**Your task**
In the lines below, how many hold the word "both"? Answer only with the number.
## begin Information given
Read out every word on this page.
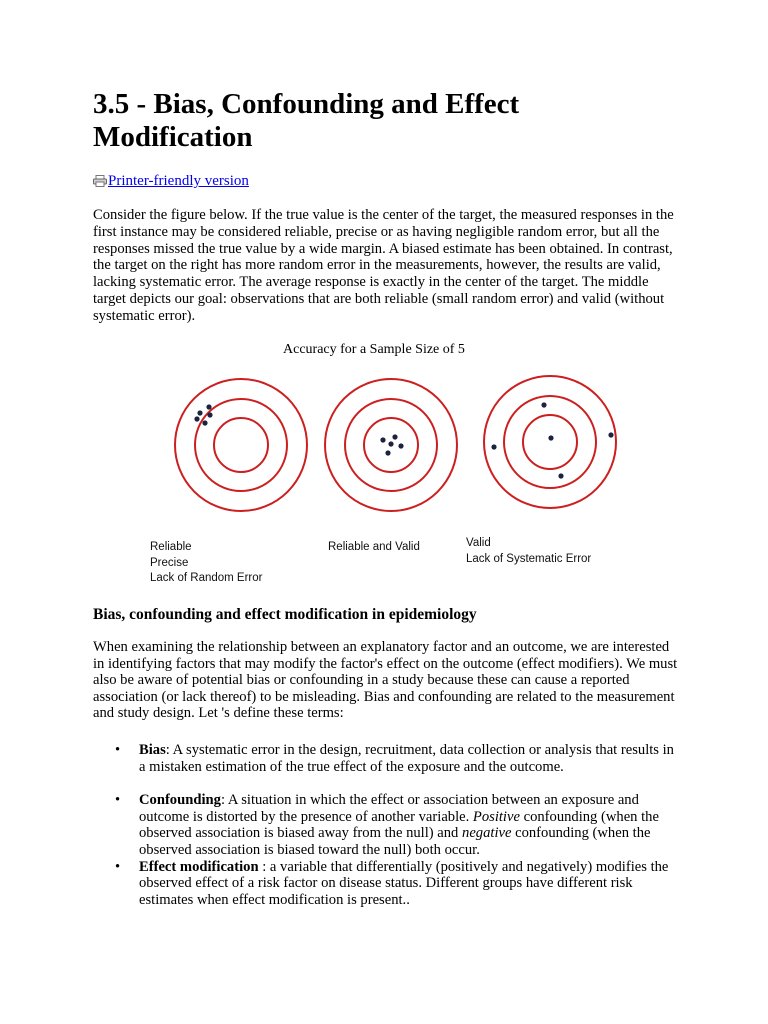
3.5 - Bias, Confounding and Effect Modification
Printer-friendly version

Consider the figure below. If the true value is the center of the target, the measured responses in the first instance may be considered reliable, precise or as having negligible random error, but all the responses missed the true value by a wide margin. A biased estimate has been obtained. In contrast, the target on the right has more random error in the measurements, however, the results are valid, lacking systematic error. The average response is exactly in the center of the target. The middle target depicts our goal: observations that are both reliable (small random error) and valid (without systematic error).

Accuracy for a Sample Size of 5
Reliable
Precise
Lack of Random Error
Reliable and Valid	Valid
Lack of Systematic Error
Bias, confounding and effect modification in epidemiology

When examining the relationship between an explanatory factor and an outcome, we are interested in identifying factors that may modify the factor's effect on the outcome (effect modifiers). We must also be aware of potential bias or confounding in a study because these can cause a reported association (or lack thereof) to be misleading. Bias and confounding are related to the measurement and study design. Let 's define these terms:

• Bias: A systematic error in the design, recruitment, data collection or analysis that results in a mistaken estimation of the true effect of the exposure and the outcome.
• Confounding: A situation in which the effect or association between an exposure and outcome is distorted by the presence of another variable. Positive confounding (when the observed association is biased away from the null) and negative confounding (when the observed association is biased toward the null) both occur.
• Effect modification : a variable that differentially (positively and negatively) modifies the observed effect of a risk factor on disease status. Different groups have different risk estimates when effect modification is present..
## end Information given
## begin Information given
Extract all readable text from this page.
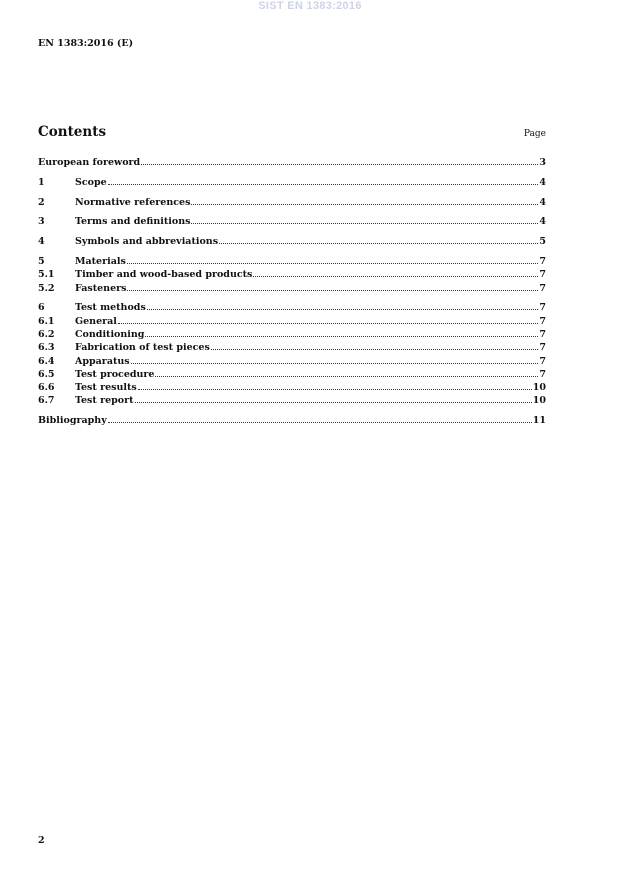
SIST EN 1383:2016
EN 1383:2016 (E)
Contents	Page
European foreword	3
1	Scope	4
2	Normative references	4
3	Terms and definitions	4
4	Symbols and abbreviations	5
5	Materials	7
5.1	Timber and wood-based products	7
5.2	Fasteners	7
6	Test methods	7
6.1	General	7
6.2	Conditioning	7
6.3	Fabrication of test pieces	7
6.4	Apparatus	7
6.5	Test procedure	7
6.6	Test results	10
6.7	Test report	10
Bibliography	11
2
## end Information given
## begin Information given
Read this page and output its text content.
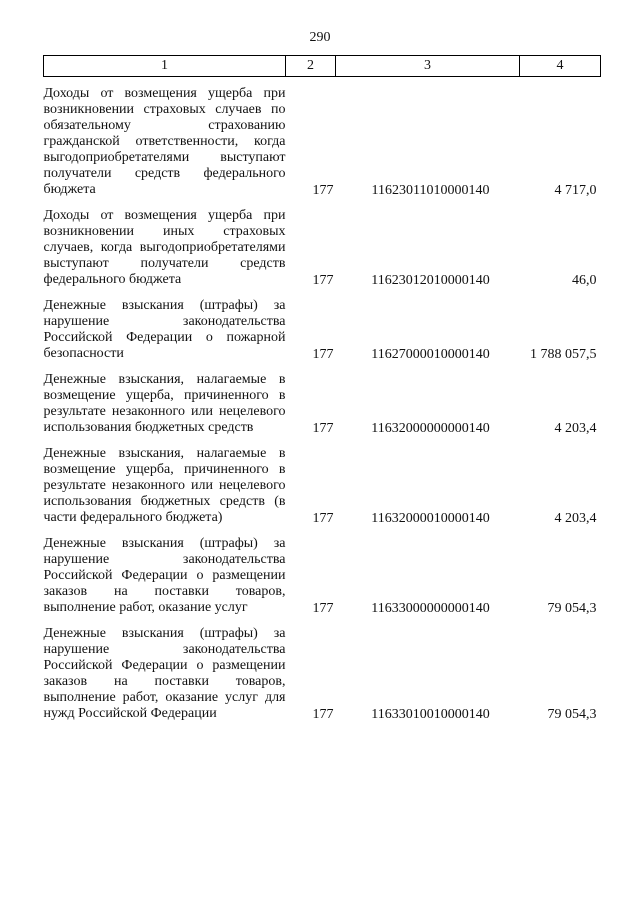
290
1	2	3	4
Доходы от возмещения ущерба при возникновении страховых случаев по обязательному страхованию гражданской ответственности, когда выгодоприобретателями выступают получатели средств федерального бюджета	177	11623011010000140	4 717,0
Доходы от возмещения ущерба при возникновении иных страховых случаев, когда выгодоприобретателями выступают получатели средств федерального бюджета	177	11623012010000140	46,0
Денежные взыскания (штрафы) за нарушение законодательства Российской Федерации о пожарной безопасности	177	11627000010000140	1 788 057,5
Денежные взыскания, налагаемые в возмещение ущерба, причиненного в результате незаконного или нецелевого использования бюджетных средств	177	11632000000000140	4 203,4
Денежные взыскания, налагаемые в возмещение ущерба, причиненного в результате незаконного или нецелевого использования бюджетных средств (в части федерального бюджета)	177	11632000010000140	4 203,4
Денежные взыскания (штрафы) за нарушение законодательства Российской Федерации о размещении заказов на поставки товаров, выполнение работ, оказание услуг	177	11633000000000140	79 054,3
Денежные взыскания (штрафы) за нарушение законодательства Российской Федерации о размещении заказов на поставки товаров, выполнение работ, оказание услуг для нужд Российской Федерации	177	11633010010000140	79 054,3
## end Information given
**Result of this exercise**
2